TASK INSTRUCTIONS:
Every record here needs to be written out again exactly.

DATASET ENTRIES:
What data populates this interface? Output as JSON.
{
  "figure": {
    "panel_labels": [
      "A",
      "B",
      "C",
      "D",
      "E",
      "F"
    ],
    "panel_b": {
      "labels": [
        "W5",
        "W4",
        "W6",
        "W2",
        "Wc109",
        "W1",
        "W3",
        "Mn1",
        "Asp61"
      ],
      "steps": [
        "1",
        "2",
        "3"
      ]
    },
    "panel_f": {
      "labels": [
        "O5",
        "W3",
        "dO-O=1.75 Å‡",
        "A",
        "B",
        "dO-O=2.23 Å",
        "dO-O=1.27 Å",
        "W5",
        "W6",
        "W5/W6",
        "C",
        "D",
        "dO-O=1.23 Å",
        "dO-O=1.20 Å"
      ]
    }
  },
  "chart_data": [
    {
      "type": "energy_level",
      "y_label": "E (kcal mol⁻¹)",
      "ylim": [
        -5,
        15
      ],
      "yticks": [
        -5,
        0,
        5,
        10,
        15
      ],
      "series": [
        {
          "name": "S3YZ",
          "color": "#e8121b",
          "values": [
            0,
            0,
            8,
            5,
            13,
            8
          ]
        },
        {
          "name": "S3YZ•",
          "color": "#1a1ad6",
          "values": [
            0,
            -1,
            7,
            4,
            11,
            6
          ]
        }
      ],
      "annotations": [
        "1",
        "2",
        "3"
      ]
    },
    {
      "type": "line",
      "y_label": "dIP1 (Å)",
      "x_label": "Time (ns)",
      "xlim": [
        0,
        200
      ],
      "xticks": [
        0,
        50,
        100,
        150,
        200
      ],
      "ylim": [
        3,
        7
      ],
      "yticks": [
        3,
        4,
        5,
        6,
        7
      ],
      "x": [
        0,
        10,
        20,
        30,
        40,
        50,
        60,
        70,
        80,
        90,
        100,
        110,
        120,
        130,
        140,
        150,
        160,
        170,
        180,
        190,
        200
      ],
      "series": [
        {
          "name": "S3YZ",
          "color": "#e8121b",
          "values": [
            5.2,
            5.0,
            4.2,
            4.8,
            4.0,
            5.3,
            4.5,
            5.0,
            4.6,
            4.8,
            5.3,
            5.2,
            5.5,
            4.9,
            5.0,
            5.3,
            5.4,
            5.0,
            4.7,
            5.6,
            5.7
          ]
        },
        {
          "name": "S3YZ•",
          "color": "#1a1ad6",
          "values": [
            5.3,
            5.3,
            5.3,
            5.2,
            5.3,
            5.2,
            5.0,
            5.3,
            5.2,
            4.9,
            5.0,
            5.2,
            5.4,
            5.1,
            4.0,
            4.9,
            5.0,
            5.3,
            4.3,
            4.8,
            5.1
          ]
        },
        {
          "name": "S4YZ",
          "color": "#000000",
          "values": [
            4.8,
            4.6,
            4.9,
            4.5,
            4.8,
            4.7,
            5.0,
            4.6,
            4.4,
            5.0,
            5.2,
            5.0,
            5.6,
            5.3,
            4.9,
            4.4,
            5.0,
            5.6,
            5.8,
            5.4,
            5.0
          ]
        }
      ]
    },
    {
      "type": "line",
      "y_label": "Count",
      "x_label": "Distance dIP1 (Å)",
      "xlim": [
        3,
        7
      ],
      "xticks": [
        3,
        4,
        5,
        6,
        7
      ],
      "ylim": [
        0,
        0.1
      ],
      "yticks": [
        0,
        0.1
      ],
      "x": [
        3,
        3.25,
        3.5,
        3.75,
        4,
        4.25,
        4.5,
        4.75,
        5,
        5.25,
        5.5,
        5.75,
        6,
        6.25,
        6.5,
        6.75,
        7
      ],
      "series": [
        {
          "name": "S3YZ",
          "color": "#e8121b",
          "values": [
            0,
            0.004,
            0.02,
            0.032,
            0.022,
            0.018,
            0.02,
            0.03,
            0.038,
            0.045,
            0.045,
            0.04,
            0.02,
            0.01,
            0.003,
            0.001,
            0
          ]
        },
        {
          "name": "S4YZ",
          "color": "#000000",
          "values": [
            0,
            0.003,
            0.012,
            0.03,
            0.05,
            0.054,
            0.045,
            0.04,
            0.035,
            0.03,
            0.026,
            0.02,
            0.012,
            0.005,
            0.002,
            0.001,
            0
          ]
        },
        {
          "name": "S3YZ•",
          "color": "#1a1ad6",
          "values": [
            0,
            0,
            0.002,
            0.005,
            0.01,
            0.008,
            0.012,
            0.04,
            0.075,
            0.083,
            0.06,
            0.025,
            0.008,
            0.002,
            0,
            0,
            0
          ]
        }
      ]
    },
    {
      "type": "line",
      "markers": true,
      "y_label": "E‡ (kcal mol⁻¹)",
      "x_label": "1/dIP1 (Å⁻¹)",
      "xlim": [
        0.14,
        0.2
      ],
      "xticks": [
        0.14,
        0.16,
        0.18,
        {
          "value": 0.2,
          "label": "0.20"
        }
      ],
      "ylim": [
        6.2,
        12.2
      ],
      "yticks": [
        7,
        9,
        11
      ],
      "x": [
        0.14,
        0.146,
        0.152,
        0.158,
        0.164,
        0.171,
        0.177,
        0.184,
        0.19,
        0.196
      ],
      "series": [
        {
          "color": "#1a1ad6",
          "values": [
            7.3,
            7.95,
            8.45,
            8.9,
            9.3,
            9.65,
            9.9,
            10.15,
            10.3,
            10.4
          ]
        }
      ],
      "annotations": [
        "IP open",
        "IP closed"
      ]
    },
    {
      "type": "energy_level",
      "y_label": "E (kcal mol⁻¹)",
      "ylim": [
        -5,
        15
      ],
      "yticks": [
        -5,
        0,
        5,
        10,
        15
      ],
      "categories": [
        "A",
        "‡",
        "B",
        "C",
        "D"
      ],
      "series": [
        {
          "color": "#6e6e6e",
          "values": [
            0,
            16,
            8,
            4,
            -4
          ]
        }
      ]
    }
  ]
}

SOLUTION TO THE PROBLEM:
What data populates this interface? Output as JSON.
{
  "figure": {
    "panel_labels": [
      "A",
      "B",
      "C",
      "D",
      "E",
      "F"
    ],
    "panel_b": {
      "labels": [
        "W5",
        "W4",
        "W6",
        "W2",
        "Wc109",
        "W1",
        "W3",
        "Mn1",
        "Asp61"
      ],
      "steps": [
        "1",
        "2",
        "3"
      ]
    },
    "panel_f": {
      "labels": [
        "O5",
        "W3",
        "dO-O=1.75 Å‡",
        "A",
        "B",
        "dO-O=2.23 Å",
        "dO-O=1.27 Å",
        "W5",
        "W6",
        "W5/W6",
        "C",
        "D",
        "dO-O=1.23 Å",
        "dO-O=1.20 Å"
      ]
    }
  },
  "chart_data": [
    {
      "type": "energy_level",
      "y_label": "E (kcal mol⁻¹)",
      "ylim": [
        -5,
        15
      ],
      "yticks": [
        -5,
        0,
        5,
        10,
        15
      ],
      "series": [
        {
          "name": "S3YZ",
          "color": "#e8121b",
          "values": [
            0,
            0,
            8,
            5,
            13,
            8
          ]
        },
        {
          "name": "S3YZ•",
          "color": "#1a1ad6",
          "values": [
            0,
            -1,
            7,
            4,
            11,
            6
          ]
        }
      ],
      "annotations": [
        "1",
        "2",
        "3"
      ]
    },
    {
      "type": "line",
      "y_label": "dIP1 (Å)",
      "x_label": "Time (ns)",
      "xlim": [
        0,
        200
      ],
      "xticks": [
        0,
        50,
        100,
        150,
        200
      ],
      "ylim": [
        3,
        7
      ],
      "yticks": [
        3,
        4,
        5,
        6,
        7
      ],
      "x": [
        0,
        10,
        20,
        30,
        40,
        50,
        60,
        70,
        80,
        90,
        100,
        110,
        120,
        130,
        140,
        150,
        160,
        170,
        180,
        190,
        200
      ],
      "series": [
        {
          "name": "S3YZ",
          "color": "#e8121b",
          "values": [
            5.2,
            5.0,
            4.2,
            4.8,
            4.0,
            5.3,
            4.5,
            5.0,
            4.6,
            4.8,
            5.3,
            5.2,
            5.5,
            4.9,
            5.0,
            5.3,
            5.4,
            5.0,
            4.7,
            5.6,
            5.7
          ]
        },
        {
          "name": "S3YZ•",
          "color": "#1a1ad6",
          "values": [
            5.3,
            5.3,
            5.3,
            5.2,
            5.3,
            5.2,
            5.0,
            5.3,
            5.2,
            4.9,
            5.0,
            5.2,
            5.4,
            5.1,
            4.0,
            4.9,
            5.0,
            5.3,
            4.3,
            4.8,
            5.1
          ]
        },
        {
          "name": "S4YZ",
          "color": "#000000",
          "values": [
            4.8,
            4.6,
            4.9,
            4.5,
            4.8,
            4.7,
            5.0,
            4.6,
            4.4,
            5.0,
            5.2,
            5.0,
            5.6,
            5.3,
            4.9,
            4.4,
            5.0,
            5.6,
            5.8,
            5.4,
            5.0
          ]
        }
      ]
    },
    {
      "type": "line",
      "y_label": "Count",
      "x_label": "Distance dIP1 (Å)",
      "xlim": [
        3,
        7
      ],
      "xticks": [
        3,
        4,
        5,
        6,
        7
      ],
      "ylim": [
        0,
        0.1
      ],
      "yticks": [
        0,
        0.1
      ],
      "x": [
        3,
        3.25,
        3.5,
        3.75,
        4,
        4.25,
        4.5,
        4.75,
        5,
        5.25,
        5.5,
        5.75,
        6,
        6.25,
        6.5,
        6.75,
        7
      ],
      "series": [
        {
          "name": "S3YZ",
          "color": "#e8121b",
          "values": [
            0,
            0.004,
            0.02,
            0.032,
            0.022,
            0.018,
            0.02,
            0.03,
            0.038,
            0.045,
            0.045,
            0.04,
            0.02,
            0.01,
            0.003,
            0.001,
            0
          ]
        },
        {
          "name": "S4YZ",
          "color": "#000000",
          "values": [
            0,
            0.003,
            0.012,
            0.03,
            0.05,
            0.054,
            0.045,
            0.04,
            0.035,
            0.03,
            0.026,
            0.02,
            0.012,
            0.005,
            0.002,
            0.001,
            0
          ]
        },
        {
          "name": "S3YZ•",
          "color": "#1a1ad6",
          "values": [
            0,
            0,
            0.002,
            0.005,
            0.01,
            0.008,
            0.012,
            0.04,
            0.075,
            0.083,
            0.06,
            0.025,
            0.008,
            0.002,
            0,
            0,
            0
          ]
        }
      ]
    },
    {
      "type": "line",
      "markers": true,
      "y_label": "E‡ (kcal mol⁻¹)",
      "x_label": "1/dIP1 (Å⁻¹)",
      "xlim": [
        0.14,
        0.2
      ],
      "xticks": [
        0.14,
        0.16,
        0.18,
        {
          "value": 0.2,
          "label": "0.20"
        }
      ],
      "ylim": [
        6.2,
        12.2
      ],
      "yticks": [
        7,
        9,
        11
      ],
      "x": [
        0.14,
        0.146,
        0.152,
        0.158,
        0.164,
        0.171,
        0.177,
        0.184,
        0.19,
        0.196
      ],
      "series": [
        {
          "color": "#1a1ad6",
          "values": [
            7.3,
            7.95,
            8.45,
            8.9,
            9.3,
            9.65,
            9.9,
            10.15,
            10.3,
            10.4
          ]
        }
      ],
      "annotations": [
        "IP open",
        "IP closed"
      ]
    },
    {
      "type": "energy_level",
      "y_label": "E (kcal mol⁻¹)",
      "ylim": [
        -5,
        15
      ],
      "yticks": [
        -5,
        0,
        5,
        10,
        15
      ],
      "categories": [
        "A",
        "‡",
        "B",
        "C",
        "D"
      ],
      "series": [
        {
          "color": "#6e6e6e",
          "values": [
            0,
            16,
            8,
            4,
            -4
          ]
        }
      ]
    }
  ]
}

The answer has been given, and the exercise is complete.